#### Given records
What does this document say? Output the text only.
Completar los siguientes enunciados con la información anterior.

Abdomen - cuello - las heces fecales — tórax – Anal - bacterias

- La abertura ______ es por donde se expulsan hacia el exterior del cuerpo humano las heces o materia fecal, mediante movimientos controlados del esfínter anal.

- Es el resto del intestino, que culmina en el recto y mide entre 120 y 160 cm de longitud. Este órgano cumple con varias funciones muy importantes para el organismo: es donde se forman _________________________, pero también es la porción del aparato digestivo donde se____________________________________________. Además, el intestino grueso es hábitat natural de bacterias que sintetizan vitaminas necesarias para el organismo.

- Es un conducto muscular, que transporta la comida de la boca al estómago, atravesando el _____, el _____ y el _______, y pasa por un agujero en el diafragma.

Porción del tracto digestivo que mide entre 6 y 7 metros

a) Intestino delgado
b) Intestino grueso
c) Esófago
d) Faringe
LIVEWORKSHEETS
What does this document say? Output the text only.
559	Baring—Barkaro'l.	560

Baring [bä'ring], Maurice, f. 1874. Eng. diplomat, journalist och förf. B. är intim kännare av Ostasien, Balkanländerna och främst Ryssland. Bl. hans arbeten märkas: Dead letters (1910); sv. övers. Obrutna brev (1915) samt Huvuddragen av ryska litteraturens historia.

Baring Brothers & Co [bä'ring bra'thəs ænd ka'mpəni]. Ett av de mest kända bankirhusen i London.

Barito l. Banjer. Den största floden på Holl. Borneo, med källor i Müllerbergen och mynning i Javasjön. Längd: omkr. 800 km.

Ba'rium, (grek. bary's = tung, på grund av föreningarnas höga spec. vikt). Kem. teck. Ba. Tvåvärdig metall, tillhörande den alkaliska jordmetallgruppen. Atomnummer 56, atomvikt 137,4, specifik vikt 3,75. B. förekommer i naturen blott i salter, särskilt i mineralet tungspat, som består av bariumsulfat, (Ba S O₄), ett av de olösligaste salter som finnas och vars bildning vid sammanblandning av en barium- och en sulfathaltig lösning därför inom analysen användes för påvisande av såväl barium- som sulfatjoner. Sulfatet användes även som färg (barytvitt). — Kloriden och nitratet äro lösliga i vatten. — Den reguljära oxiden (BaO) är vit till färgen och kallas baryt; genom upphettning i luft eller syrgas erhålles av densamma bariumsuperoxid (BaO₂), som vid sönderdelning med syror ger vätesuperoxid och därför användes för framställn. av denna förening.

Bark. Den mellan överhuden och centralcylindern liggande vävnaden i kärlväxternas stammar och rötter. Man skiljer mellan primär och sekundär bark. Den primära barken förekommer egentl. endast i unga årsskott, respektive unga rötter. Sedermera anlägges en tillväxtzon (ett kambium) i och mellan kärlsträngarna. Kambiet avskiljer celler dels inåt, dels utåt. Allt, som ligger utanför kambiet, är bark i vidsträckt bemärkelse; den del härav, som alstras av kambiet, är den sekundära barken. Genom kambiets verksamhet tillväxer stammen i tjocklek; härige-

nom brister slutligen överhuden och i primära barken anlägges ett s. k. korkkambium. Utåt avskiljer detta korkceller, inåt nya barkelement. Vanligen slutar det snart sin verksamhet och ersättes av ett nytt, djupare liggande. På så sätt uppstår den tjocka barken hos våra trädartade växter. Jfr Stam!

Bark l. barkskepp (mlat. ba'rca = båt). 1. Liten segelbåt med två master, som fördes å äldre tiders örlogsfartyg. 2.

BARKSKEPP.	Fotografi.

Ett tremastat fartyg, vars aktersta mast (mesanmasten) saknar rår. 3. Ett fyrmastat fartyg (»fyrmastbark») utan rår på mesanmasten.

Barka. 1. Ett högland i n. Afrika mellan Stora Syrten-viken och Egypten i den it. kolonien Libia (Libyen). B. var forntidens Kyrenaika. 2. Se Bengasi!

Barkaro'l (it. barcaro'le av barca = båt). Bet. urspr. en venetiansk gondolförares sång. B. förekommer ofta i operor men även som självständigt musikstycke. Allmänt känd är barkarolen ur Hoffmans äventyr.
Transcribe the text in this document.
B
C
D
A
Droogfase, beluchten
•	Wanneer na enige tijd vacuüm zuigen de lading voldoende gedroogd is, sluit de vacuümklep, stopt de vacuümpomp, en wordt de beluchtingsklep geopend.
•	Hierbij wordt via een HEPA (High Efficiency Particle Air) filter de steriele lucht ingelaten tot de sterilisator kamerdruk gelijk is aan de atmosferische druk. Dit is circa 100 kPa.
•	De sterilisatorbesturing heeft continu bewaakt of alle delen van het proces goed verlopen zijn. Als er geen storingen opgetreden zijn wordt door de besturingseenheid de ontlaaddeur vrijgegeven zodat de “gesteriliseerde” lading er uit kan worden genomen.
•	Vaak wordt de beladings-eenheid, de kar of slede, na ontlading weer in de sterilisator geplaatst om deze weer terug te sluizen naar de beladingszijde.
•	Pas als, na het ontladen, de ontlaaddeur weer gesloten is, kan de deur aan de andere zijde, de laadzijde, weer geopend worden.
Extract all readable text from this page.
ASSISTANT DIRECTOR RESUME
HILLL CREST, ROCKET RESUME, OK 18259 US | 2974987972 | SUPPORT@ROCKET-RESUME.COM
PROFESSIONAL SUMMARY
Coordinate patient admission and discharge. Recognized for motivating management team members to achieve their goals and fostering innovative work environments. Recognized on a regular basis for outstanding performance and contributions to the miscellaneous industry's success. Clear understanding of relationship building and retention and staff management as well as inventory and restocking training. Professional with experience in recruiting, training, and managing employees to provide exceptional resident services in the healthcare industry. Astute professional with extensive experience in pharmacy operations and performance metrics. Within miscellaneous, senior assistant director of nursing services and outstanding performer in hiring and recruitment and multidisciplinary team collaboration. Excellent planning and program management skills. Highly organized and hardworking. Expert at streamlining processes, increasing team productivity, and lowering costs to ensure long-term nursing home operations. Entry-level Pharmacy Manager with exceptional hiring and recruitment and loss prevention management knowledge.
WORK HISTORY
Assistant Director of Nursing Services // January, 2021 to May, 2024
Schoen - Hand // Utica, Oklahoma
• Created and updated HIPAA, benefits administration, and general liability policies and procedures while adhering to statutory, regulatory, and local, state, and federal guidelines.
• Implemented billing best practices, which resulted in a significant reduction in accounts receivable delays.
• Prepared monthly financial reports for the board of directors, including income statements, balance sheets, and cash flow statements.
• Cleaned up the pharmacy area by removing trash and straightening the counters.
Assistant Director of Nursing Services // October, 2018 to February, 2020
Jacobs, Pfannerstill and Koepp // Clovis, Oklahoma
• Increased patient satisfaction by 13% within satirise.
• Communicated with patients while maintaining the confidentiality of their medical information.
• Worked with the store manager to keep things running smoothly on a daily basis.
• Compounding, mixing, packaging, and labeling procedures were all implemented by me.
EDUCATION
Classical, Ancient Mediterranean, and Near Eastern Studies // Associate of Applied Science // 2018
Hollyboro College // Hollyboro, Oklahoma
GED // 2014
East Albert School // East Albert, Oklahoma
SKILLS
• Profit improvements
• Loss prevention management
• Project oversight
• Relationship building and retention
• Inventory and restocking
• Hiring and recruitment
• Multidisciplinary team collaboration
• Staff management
########
-- What to work on --
Go through the listing and write out each line exactly.

-- Task solution --
What does this document say? Output the text only.
Completar los siguientes enunciados con la información anterior.

Abdomen - cuello - las heces fecales — tórax – Anal - bacterias

- La abertura ______ es por donde se expulsan hacia el exterior del cuerpo humano las heces o materia fecal, mediante movimientos controlados del esfínter anal.

- Es el resto del intestino, que culmina en el recto y mide entre 120 y 160 cm de longitud. Este órgano cumple con varias funciones muy importantes para el organismo: es donde se forman _________________________, pero también es la porción del aparato digestivo donde se____________________________________________. Además, el intestino grueso es hábitat natural de bacterias que sintetizan vitaminas necesarias para el organismo.

- Es un conducto muscular, que transporta la comida de la boca al estómago, atravesando el _____, el _____ y el _______, y pasa por un agujero en el diafragma.

Porción del tracto digestivo que mide entre 6 y 7 metros

a) Intestino delgado
b) Intestino grueso
c) Esófago
d) Faringe
LIVEWORKSHEETS
What does this document say? Output the text only.
559	Baring—Barkaro'l.	560

Baring [bä'ring], Maurice, f. 1874. Eng. diplomat, journalist och förf. B. är intim kännare av Ostasien, Balkanländerna och främst Ryssland. Bl. hans arbeten märkas: Dead letters (1910); sv. övers. Obrutna brev (1915) samt Huvuddragen av ryska litteraturens historia.

Baring Brothers & Co [bä'ring bra'thəs ænd ka'mpəni]. Ett av de mest kända bankirhusen i London.

Barito l. Banjer. Den största floden på Holl. Borneo, med källor i Müllerbergen och mynning i Javasjön. Längd: omkr. 800 km.

Ba'rium, (grek. bary's = tung, på grund av föreningarnas höga spec. vikt). Kem. teck. Ba. Tvåvärdig metall, tillhörande den alkaliska jordmetallgruppen. Atomnummer 56, atomvikt 137,4, specifik vikt 3,75. B. förekommer i naturen blott i salter, särskilt i mineralet tungspat, som består av bariumsulfat, (Ba S O₄), ett av de olösligaste salter som finnas och vars bildning vid sammanblandning av en barium- och en sulfathaltig lösning därför inom analysen användes för påvisande av såväl barium- som sulfatjoner. Sulfatet användes även som färg (barytvitt). — Kloriden och nitratet äro lösliga i vatten. — Den reguljära oxiden (BaO) är vit till färgen och kallas baryt; genom upphettning i luft eller syrgas erhålles av densamma bariumsuperoxid (BaO₂), som vid sönderdelning med syror ger vätesuperoxid och därför användes för framställn. av denna förening.

Bark. Den mellan överhuden och centralcylindern liggande vävnaden i kärlväxternas stammar och rötter. Man skiljer mellan primär och sekundär bark. Den primära barken förekommer egentl. endast i unga årsskott, respektive unga rötter. Sedermera anlägges en tillväxtzon (ett kambium) i och mellan kärlsträngarna. Kambiet avskiljer celler dels inåt, dels utåt. Allt, som ligger utanför kambiet, är bark i vidsträckt bemärkelse; den del härav, som alstras av kambiet, är den sekundära barken. Genom kambiets verksamhet tillväxer stammen i tjocklek; härige-

nom brister slutligen överhuden och i primära barken anlägges ett s. k. korkkambium. Utåt avskiljer detta korkceller, inåt nya barkelement. Vanligen slutar det snart sin verksamhet och ersättes av ett nytt, djupare liggande. På så sätt uppstår den tjocka barken hos våra trädartade växter. Jfr Stam!

Bark l. barkskepp (mlat. ba'rca = båt). 1. Liten segelbåt med två master, som fördes å äldre tiders örlogsfartyg. 2.

BARKSKEPP.	Fotografi.

Ett tremastat fartyg, vars aktersta mast (mesanmasten) saknar rår. 3. Ett fyrmastat fartyg (»fyrmastbark») utan rår på mesanmasten.

Barka. 1. Ett högland i n. Afrika mellan Stora Syrten-viken och Egypten i den it. kolonien Libia (Libyen). B. var forntidens Kyrenaika. 2. Se Bengasi!

Barkaro'l (it. barcaro'le av barca = båt). Bet. urspr. en venetiansk gondolförares sång. B. förekommer ofta i operor men även som självständigt musikstycke. Allmänt känd är barkarolen ur Hoffmans äventyr.
Transcribe the text in this document.
B
C
D
A
Droogfase, beluchten
•	Wanneer na enige tijd vacuüm zuigen de lading voldoende gedroogd is, sluit de vacuümklep, stopt de vacuümpomp, en wordt de beluchtingsklep geopend.
•	Hierbij wordt via een HEPA (High Efficiency Particle Air) filter de steriele lucht ingelaten tot de sterilisator kamerdruk gelijk is aan de atmosferische druk. Dit is circa 100 kPa.
•	De sterilisatorbesturing heeft continu bewaakt of alle delen van het proces goed verlopen zijn. Als er geen storingen opgetreden zijn wordt door de besturingseenheid de ontlaaddeur vrijgegeven zodat de “gesteriliseerde” lading er uit kan worden genomen.
•	Vaak wordt de beladings-eenheid, de kar of slede, na ontlading weer in de sterilisator geplaatst om deze weer terug te sluizen naar de beladingszijde.
•	Pas als, na het ontladen, de ontlaaddeur weer gesloten is, kan de deur aan de andere zijde, de laadzijde, weer geopend worden.
Extract all readable text from this page.
ASSISTANT DIRECTOR RESUME
HILLL CREST, ROCKET RESUME, OK 18259 US | 2974987972 | SUPPORT@ROCKET-RESUME.COM
PROFESSIONAL SUMMARY
Coordinate patient admission and discharge. Recognized for motivating management team members to achieve their goals and fostering innovative work environments. Recognized on a regular basis for outstanding performance and contributions to the miscellaneous industry's success. Clear understanding of relationship building and retention and staff management as well as inventory and restocking training. Professional with experience in recruiting, training, and managing employees to provide exceptional resident services in the healthcare industry. Astute professional with extensive experience in pharmacy operations and performance metrics. Within miscellaneous, senior assistant director of nursing services and outstanding performer in hiring and recruitment and multidisciplinary team collaboration. Excellent planning and program management skills. Highly organized and hardworking. Expert at streamlining processes, increasing team productivity, and lowering costs to ensure long-term nursing home operations. Entry-level Pharmacy Manager with exceptional hiring and recruitment and loss prevention management knowledge.
WORK HISTORY
Assistant Director of Nursing Services // January, 2021 to May, 2024
Schoen - Hand // Utica, Oklahoma
• Created and updated HIPAA, benefits administration, and general liability policies and procedures while adhering to statutory, regulatory, and local, state, and federal guidelines.
• Implemented billing best practices, which resulted in a significant reduction in accounts receivable delays.
• Prepared monthly financial reports for the board of directors, including income statements, balance sheets, and cash flow statements.
• Cleaned up the pharmacy area by removing trash and straightening the counters.
Assistant Director of Nursing Services // October, 2018 to February, 2020
Jacobs, Pfannerstill and Koepp // Clovis, Oklahoma
• Increased patient satisfaction by 13% within satirise.
• Communicated with patients while maintaining the confidentiality of their medical information.
• Worked with the store manager to keep things running smoothly on a daily basis.
• Compounding, mixing, packaging, and labeling procedures were all implemented by me.
EDUCATION
Classical, Ancient Mediterranean, and Near Eastern Studies // Associate of Applied Science // 2018
Hollyboro College // Hollyboro, Oklahoma
GED // 2014
East Albert School // East Albert, Oklahoma
SKILLS
• Profit improvements
• Loss prevention management
• Project oversight
• Relationship building and retention
• Inventory and restocking
• Hiring and recruitment
• Multidisciplinary team collaboration
• Staff management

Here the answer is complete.